## START Listed records
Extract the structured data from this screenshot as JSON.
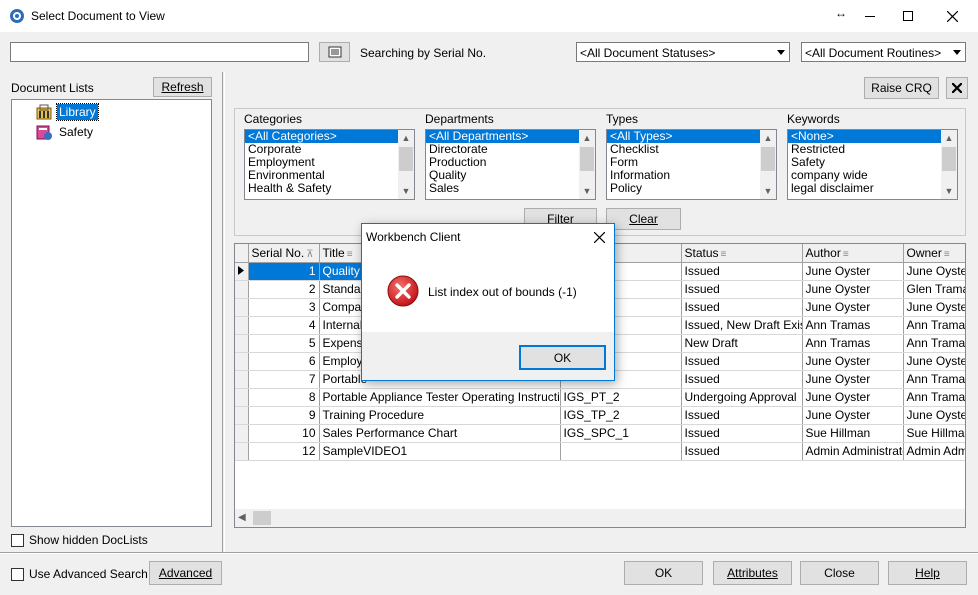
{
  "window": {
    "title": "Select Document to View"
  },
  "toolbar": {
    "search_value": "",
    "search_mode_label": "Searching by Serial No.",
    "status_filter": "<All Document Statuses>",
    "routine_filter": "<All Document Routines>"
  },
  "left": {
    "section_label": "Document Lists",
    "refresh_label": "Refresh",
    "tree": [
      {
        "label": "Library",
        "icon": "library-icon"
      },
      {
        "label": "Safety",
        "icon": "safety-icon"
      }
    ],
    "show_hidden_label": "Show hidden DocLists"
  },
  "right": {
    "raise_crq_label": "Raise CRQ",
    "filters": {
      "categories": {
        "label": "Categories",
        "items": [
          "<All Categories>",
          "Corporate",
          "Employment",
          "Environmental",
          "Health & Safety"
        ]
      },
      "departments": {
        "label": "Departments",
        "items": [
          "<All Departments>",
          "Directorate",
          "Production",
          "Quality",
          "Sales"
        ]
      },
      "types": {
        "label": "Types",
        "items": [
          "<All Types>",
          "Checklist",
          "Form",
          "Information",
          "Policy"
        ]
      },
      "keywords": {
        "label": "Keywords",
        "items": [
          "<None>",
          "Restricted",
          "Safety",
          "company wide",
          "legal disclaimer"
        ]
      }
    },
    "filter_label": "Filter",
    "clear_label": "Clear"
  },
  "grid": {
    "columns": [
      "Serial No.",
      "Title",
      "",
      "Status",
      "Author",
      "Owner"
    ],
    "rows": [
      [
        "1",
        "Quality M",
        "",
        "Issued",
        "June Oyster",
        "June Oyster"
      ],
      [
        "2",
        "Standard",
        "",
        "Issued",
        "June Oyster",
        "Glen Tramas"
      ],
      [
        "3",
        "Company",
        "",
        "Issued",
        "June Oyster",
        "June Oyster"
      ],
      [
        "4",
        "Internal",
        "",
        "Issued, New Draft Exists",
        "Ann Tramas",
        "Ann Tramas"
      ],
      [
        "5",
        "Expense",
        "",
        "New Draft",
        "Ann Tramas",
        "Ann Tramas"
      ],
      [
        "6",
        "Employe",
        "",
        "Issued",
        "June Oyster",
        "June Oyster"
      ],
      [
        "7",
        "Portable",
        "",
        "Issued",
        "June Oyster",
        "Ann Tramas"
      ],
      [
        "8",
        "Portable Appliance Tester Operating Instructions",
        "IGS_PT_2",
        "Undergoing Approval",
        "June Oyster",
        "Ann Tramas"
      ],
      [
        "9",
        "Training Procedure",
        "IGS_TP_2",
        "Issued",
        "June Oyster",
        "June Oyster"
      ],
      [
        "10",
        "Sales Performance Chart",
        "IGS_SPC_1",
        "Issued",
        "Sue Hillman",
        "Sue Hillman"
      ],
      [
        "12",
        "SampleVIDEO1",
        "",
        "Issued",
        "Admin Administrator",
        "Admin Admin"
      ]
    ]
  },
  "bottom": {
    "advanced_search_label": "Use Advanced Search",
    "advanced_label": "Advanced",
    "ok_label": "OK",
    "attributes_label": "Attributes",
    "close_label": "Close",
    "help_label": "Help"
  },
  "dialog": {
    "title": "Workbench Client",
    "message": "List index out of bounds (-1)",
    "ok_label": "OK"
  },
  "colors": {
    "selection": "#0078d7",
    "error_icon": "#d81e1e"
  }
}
## END Listed records
## START Listed records
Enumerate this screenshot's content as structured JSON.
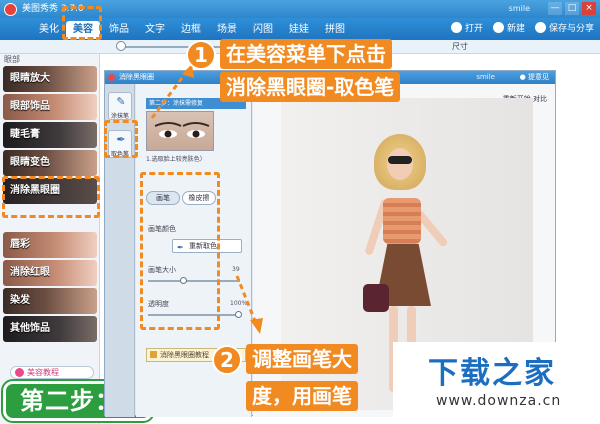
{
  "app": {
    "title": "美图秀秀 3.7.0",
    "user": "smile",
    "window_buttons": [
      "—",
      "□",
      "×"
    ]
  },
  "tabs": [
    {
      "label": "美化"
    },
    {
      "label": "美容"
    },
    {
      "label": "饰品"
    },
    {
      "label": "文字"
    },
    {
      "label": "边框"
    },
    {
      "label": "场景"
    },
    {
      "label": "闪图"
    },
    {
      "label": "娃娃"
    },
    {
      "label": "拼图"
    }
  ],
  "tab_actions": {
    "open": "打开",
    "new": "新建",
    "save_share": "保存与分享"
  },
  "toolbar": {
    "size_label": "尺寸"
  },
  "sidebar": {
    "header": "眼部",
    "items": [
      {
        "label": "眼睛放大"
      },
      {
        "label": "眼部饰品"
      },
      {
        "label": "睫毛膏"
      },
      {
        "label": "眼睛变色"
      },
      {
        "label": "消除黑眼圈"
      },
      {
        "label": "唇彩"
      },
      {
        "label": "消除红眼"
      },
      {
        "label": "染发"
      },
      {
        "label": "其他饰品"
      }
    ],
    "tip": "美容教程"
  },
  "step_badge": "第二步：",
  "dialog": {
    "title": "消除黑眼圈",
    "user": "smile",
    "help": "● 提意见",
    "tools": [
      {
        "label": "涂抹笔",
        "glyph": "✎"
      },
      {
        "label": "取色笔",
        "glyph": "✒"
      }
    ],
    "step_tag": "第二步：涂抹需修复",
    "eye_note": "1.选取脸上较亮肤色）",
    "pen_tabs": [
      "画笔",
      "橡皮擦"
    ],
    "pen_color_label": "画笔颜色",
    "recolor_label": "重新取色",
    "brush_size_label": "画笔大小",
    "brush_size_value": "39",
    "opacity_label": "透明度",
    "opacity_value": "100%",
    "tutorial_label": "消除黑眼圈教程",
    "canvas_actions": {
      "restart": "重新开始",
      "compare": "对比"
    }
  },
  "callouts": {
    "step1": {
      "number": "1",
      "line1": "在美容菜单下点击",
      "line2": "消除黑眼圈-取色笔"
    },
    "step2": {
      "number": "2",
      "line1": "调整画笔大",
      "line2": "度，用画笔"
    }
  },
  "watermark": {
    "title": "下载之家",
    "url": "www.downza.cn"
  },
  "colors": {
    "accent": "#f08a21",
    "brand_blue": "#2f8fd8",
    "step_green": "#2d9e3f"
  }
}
## END Listed records
Task brief: Pull out all lines containing "Document".

Result of this exercise:
    "title": "Select Document to View"
    "status_filter": "<All Document Statuses>",
    "routine_filter": "<All Document Routines>"
    "section_label": "Document Lists",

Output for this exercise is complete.